## Consigne écrite A
Résumez sous forme de liste le paragraphe du texte sur la France et la Pologne qui commence par « La France est en train de perdre », en conservant ses faits principaux.

## Texte du document
##########
La France désapprouve dans ses courriers diplomatiques vers la Russie les troubles qui agitent la Pologne depuis 1860, mais aucune condamnation officielle n’est publiée. Après l’insurrection générale polonaise déclenchée dans la nuit du 21 au 22 février, l’empereur reste dans un silence gêné. La pression de l’opinion publique ce fait de plus en plus sentir. Mais le 8 février, l’offre de Bismarck aboutit à la convention d’Alvensleben. Celle-ci instituait la collaboration militaire de la Prusse et de la Russie contre les insurgés polonais.
La France est en train de perdre son principal allié, pire la Prusse prend les devants et deviens de plus en plus menaçant. L’empereur se doit de réagir. Il essaye de maintenir des relations de confiance avec le Tzar. D’ailleurs celui-ci n’est jamais attaqué dans les déclarations françaises qui préfèrent reporter leurs griefs sur la Prusse. Tout est encore fait pour ménager l’entente franco-russe. Mais parallèlement, l’Empereur renoue des contacts avec l’Angleterre et surtout l’Autriche. Dans sa situation en effet, la France risque de se retrouver à tout moment sans réel allié. Le couple impérial va ainsi à tour de rôle solliciter l’alliance autrichienne en vue d’une reconstitution de la carte européenne dès le début mars. Trop « révolutionnaire » cette alliance échoue à la fin de l’année 1863.


III) L’opinion publique et la Pologne


Cette sympathie française pour la cause polonaise, dont la solidarité d’armes lors des guerres impériales, la haine de la Russie contre-révolutionnaire et l’intérêt croissant pour les nationalités forment les principaux pivots, s’exprimera dès lors tout au long du XIXe siècle. Bien sûr, c’est surtout dans les moments de crise que cet intérêt est le plus frappant. Les deux principales insurrections polonaises de 1830 et 1863, qui ont éclaté dans le territoire russe en sont un brillant exemple.
##########
## Données enregistrées

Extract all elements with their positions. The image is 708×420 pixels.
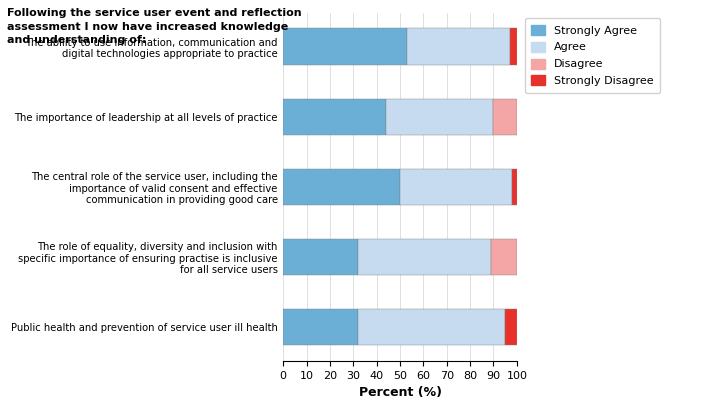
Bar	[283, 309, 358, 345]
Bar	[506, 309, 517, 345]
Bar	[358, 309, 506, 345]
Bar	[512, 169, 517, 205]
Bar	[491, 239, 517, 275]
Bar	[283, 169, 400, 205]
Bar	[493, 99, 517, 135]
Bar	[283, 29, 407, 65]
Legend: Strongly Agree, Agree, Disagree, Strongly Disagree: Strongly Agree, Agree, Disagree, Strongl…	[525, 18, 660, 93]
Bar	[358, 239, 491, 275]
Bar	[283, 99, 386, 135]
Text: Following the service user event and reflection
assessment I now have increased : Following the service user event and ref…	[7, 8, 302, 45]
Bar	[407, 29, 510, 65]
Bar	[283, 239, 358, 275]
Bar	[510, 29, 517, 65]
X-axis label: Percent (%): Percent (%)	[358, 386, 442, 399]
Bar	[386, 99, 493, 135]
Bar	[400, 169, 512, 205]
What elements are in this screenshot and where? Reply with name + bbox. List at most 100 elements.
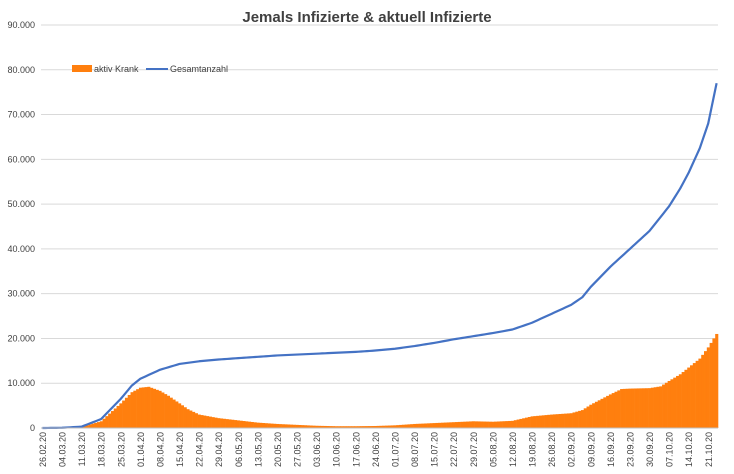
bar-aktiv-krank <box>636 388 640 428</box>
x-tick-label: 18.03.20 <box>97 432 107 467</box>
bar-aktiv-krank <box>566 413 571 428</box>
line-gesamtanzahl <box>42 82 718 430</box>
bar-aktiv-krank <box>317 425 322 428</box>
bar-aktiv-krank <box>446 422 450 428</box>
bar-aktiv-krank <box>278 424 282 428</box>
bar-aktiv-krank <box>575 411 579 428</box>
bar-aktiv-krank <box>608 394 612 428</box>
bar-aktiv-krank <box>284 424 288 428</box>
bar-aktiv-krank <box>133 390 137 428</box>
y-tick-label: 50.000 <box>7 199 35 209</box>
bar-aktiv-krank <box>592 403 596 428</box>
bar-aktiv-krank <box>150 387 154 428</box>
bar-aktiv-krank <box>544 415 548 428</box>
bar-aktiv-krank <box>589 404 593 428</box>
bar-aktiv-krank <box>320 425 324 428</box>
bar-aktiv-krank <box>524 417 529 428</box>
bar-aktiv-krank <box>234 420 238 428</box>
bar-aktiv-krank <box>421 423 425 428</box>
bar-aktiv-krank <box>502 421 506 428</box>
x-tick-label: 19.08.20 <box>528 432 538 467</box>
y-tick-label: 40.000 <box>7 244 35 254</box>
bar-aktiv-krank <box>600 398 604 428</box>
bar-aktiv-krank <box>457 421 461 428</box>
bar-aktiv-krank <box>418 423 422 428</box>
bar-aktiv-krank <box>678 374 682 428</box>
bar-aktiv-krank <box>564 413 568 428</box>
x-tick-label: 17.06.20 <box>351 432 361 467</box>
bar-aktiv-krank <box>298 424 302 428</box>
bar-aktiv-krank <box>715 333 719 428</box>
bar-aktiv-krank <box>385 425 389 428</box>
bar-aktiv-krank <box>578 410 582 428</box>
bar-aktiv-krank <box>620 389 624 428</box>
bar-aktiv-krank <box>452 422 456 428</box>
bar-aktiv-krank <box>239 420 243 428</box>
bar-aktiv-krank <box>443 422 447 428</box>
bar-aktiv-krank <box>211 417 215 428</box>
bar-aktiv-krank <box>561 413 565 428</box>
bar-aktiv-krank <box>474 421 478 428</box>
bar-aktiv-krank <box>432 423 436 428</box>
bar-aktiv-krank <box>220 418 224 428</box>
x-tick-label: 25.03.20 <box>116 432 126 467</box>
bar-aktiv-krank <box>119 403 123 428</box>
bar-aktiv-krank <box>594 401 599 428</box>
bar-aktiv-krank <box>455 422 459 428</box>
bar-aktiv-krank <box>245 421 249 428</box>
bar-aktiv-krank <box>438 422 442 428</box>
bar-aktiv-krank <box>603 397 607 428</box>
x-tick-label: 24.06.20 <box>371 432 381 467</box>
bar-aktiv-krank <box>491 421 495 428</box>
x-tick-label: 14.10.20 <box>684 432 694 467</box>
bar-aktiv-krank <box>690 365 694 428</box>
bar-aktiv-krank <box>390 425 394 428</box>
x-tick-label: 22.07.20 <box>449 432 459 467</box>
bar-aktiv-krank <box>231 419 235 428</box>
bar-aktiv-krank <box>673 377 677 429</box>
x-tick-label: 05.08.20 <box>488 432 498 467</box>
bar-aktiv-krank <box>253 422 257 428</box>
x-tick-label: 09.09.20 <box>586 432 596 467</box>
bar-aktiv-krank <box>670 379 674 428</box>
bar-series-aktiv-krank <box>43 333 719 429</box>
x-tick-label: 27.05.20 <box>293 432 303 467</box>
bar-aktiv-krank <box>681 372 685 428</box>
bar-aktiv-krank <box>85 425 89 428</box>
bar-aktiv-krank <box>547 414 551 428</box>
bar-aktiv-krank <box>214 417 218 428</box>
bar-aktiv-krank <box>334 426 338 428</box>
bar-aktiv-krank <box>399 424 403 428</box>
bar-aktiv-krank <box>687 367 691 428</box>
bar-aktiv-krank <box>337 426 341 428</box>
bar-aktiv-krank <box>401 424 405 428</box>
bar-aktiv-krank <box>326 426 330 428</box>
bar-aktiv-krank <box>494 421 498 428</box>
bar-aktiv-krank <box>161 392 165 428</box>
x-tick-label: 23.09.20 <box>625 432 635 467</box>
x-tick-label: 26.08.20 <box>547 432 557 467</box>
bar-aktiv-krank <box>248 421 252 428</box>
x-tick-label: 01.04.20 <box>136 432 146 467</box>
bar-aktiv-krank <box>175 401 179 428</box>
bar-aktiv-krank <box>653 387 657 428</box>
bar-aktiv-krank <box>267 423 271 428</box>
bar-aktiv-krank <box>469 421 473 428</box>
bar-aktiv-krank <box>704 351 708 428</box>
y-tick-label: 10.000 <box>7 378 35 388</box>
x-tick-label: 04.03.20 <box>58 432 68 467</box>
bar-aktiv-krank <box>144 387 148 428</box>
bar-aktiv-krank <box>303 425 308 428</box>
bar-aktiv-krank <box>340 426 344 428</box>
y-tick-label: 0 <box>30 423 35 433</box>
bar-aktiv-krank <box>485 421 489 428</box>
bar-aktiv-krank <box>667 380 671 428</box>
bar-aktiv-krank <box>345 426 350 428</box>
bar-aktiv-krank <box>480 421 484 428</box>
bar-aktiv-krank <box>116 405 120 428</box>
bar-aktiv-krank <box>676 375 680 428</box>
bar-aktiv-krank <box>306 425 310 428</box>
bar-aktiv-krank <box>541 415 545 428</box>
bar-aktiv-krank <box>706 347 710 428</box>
##########
## Consigne écrite B
Recopiez telles quelles, dans les enregistrements, les lignes allant de celle qui contient « bar-aktiv-krank <box>636 388 640 428</box> » jusqu'à celle qui contient « bar-aktiv-krank <box>278 424 282 428</box> », ces deux lignes comprises.

## Réponse écrite A
- La France est en train de perdre son principal allié, tandis que la Prusse prend les devants et devient de plus en plus menaçante.
- L'empereur tente de maintenir des relations de confiance avec le tsar, jamais attaqué dans les déclarations françaises, qui reportent leurs griefs sur la Prusse.
- En parallèle, il renoue des contacts avec l'Angleterre et surtout l'Autriche, car la France risque de se retrouver sans réel allié.
- Dès le début mars, le couple impérial sollicite l'alliance autrichienne en vue d'une reconstitution de la carte européenne.
- Jugée trop « révolutionnaire », cette alliance échoue à la fin de l'année 1863.

## Réponse écrite B
bar-aktiv-krank <box>636 388 640 428</box>
x-tick-label: 18.03.20 <box>97 432 107 467</box>
bar-aktiv-krank <box>566 413 571 428</box>
line-gesamtanzahl <box>42 82 718 430</box>
bar-aktiv-krank <box>317 425 322 428</box>
bar-aktiv-krank <box>446 422 450 428</box>
bar-aktiv-krank <box>278 424 282 428</box>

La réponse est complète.